## [Extracts from a graphics dataset]
————————

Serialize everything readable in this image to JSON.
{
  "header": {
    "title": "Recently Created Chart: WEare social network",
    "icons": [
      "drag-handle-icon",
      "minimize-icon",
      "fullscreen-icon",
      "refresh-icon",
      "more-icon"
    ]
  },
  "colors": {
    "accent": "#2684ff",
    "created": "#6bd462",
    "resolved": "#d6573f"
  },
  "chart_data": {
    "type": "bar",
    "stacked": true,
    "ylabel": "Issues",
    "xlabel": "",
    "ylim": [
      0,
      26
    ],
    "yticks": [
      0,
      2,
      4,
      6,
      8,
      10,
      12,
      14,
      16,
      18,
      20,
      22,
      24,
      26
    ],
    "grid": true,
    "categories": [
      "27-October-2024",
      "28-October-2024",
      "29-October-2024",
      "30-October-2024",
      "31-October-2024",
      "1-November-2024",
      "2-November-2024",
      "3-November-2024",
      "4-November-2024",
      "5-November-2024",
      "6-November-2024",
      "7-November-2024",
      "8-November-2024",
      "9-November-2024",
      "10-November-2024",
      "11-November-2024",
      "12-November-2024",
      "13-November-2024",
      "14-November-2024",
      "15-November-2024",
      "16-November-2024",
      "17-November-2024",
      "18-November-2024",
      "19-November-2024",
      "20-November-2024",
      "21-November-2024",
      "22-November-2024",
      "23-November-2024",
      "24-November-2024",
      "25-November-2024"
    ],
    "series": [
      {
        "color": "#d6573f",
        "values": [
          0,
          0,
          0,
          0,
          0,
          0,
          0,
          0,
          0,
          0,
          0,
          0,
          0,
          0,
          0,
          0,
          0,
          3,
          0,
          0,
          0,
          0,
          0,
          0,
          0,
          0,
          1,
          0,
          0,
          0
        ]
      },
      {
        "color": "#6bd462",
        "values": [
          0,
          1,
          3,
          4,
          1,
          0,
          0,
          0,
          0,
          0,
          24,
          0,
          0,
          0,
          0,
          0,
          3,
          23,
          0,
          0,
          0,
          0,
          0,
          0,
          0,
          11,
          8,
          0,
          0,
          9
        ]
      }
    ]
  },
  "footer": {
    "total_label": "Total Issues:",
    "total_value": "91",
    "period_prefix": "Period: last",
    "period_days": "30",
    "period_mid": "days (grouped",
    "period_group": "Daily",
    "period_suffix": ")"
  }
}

————————

## [Requirement]
Repeat the records above exactly as they appear.

## [Problem solution]
Serialize everything readable in this image to JSON.
{
  "header": {
    "title": "Recently Created Chart: WEare social network",
    "icons": [
      "drag-handle-icon",
      "minimize-icon",
      "fullscreen-icon",
      "refresh-icon",
      "more-icon"
    ]
  },
  "colors": {
    "accent": "#2684ff",
    "created": "#6bd462",
    "resolved": "#d6573f"
  },
  "chart_data": {
    "type": "bar",
    "stacked": true,
    "ylabel": "Issues",
    "xlabel": "",
    "ylim": [
      0,
      26
    ],
    "yticks": [
      0,
      2,
      4,
      6,
      8,
      10,
      12,
      14,
      16,
      18,
      20,
      22,
      24,
      26
    ],
    "grid": true,
    "categories": [
      "27-October-2024",
      "28-October-2024",
      "29-October-2024",
      "30-October-2024",
      "31-October-2024",
      "1-November-2024",
      "2-November-2024",
      "3-November-2024",
      "4-November-2024",
      "5-November-2024",
      "6-November-2024",
      "7-November-2024",
      "8-November-2024",
      "9-November-2024",
      "10-November-2024",
      "11-November-2024",
      "12-November-2024",
      "13-November-2024",
      "14-November-2024",
      "15-November-2024",
      "16-November-2024",
      "17-November-2024",
      "18-November-2024",
      "19-November-2024",
      "20-November-2024",
      "21-November-2024",
      "22-November-2024",
      "23-November-2024",
      "24-November-2024",
      "25-November-2024"
    ],
    "series": [
      {
        "color": "#d6573f",
        "values": [
          0,
          0,
          0,
          0,
          0,
          0,
          0,
          0,
          0,
          0,
          0,
          0,
          0,
          0,
          0,
          0,
          0,
          3,
          0,
          0,
          0,
          0,
          0,
          0,
          0,
          0,
          1,
          0,
          0,
          0
        ]
      },
      {
        "color": "#6bd462",
        "values": [
          0,
          1,
          3,
          4,
          1,
          0,
          0,
          0,
          0,
          0,
          24,
          0,
          0,
          0,
          0,
          0,
          3,
          23,
          0,
          0,
          0,
          0,
          0,
          0,
          0,
          11,
          8,
          0,
          0,
          9
        ]
      }
    ]
  },
  "footer": {
    "total_label": "Total Issues:",
    "total_value": "91",
    "period_prefix": "Period: last",
    "period_days": "30",
    "period_mid": "days (grouped",
    "period_group": "Daily",
    "period_suffix": ")"
  }
}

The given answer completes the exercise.